Bean Validation defines a metadata model and API for JavaBean validation. The metadata source is annotations, with the ability to override and extend the meta-data through the use of XML validation descriptors. 

Originally defined as part of Java EE, version 2 aims to work in Java SE apps as well.

Java Bean Validation (JSR 303) originated as a framework that was approved by the JCP as of 16 November 2009 and accepted as part of the Java EE 6 specification. The Hibernate team provides with Hibernate Validator the reference implementation of Bean Validation and also created the Bean Validation TCK any implementation of JSR 303 needs to pass.

Current Version
Bean Validation 2.0 is defined by JSR 380, approved 2017-07-31. This major release leverages language features in Java 8 that are very useful for the purposes of Bean Validation. So Java 8 is required as the minimum Java version.

**Structured page parsing data:**
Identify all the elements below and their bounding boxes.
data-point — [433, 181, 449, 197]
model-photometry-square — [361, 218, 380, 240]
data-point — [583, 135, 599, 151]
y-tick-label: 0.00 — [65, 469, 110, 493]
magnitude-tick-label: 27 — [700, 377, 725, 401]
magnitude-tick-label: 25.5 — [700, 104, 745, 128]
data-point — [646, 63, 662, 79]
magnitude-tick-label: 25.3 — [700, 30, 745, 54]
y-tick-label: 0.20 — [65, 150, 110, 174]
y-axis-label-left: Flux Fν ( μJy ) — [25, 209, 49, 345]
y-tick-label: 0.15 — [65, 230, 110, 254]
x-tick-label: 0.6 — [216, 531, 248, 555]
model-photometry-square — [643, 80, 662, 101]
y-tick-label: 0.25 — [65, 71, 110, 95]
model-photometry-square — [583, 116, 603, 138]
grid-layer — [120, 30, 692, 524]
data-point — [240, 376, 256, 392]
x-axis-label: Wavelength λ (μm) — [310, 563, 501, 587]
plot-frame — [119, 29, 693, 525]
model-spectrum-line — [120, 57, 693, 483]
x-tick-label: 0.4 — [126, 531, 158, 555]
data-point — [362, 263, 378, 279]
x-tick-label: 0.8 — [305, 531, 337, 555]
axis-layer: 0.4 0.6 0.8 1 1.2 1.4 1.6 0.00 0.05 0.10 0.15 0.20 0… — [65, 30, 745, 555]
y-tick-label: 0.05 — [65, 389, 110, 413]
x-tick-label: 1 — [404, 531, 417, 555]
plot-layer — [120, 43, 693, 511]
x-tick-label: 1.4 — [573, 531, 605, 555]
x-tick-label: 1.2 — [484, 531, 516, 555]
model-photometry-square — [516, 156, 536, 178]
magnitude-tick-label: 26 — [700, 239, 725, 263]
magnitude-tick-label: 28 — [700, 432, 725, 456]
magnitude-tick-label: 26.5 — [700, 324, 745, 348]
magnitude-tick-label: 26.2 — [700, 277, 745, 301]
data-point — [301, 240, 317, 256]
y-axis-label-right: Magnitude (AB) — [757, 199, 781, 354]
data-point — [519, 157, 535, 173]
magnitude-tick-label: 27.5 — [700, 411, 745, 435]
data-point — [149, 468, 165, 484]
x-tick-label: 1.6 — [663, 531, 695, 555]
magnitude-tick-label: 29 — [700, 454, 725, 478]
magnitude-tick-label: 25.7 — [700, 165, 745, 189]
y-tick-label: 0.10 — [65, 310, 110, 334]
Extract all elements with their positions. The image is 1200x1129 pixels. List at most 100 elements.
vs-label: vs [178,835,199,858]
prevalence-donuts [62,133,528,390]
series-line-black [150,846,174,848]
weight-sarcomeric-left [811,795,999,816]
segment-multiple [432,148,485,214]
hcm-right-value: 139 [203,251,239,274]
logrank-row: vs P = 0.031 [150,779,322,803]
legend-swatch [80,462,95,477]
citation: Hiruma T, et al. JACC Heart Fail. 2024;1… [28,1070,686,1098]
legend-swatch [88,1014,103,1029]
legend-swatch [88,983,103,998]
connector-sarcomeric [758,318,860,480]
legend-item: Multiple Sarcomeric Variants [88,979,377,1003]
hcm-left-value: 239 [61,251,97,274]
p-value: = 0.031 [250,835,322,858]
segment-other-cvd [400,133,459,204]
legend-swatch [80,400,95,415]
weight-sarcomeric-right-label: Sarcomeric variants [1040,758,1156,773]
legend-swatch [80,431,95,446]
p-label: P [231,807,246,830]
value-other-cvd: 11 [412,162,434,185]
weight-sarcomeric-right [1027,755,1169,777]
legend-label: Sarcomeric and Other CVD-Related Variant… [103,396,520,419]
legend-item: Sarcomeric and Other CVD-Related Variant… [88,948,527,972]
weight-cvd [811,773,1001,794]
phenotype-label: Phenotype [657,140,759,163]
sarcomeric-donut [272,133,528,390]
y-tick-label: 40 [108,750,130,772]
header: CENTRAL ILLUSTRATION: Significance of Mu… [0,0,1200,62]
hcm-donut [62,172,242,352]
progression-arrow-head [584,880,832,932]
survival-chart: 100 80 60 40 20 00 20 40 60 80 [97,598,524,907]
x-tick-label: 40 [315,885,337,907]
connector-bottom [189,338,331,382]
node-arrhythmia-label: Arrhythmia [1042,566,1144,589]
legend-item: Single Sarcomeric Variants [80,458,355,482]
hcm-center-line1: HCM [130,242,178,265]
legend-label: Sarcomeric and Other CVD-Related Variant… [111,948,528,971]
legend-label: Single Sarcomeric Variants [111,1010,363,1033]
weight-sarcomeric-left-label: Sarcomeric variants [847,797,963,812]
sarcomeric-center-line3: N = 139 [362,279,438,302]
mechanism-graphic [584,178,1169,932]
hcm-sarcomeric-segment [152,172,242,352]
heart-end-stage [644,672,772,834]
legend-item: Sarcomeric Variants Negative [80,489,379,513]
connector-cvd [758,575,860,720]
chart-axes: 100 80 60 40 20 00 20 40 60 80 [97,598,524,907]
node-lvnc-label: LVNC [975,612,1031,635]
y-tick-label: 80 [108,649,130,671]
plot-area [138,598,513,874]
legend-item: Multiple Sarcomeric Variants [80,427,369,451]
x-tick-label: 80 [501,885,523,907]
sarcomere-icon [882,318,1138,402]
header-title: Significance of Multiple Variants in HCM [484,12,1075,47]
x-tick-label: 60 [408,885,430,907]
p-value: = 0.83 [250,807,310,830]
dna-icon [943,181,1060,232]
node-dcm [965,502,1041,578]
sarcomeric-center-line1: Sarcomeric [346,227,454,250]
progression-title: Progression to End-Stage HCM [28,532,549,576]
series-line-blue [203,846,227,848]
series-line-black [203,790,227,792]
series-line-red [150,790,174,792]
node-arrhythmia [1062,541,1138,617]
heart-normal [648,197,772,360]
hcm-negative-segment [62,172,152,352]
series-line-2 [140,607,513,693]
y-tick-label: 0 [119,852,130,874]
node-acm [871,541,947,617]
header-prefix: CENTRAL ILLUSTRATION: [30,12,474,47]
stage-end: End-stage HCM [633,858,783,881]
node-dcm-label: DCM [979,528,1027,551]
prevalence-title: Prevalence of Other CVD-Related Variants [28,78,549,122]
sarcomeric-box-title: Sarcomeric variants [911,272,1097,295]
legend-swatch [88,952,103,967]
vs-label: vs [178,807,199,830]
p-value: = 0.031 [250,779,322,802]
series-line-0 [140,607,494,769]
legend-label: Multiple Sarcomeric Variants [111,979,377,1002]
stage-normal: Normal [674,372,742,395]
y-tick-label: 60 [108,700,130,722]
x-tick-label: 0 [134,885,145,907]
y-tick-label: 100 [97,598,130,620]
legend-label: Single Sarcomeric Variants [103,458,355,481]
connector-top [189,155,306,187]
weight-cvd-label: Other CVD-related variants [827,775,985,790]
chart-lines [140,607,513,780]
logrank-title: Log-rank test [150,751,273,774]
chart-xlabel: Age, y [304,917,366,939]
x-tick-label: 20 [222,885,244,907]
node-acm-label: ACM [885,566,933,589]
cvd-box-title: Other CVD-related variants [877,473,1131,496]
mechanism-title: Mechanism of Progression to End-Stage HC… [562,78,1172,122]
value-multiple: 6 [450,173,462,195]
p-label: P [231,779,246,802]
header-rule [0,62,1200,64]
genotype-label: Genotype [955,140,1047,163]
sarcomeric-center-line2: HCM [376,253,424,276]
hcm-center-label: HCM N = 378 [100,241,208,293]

**WHAT YOU NEED TO DO:**
Reproduce the Bean Validation passage above in full, word for word.

**SOLUTION TO THIS TASK:**
Bean Validation defines a metadata model and API for JavaBean validation. The metadata source is annotations, with the ability to override and extend the meta-data through the use of XML validation descriptors. 

Originally defined as part of Java EE, version 2 aims to work in Java SE apps as well.

Java Bean Validation (JSR 303) originated as a framework that was approved by the JCP as of 16 November 2009 and accepted as part of the Java EE 6 specification. The Hibernate team provides with Hibernate Validator the reference implementation of Bean Validation and also created the Bean Validation TCK any implementation of JSR 303 needs to pass.

Current Version
Bean Validation 2.0 is defined by JSR 380, approved 2017-07-31. This major release leverages language features in Java 8 that are very useful for the purposes of Bean Validation. So Java 8 is required as the minimum Java version.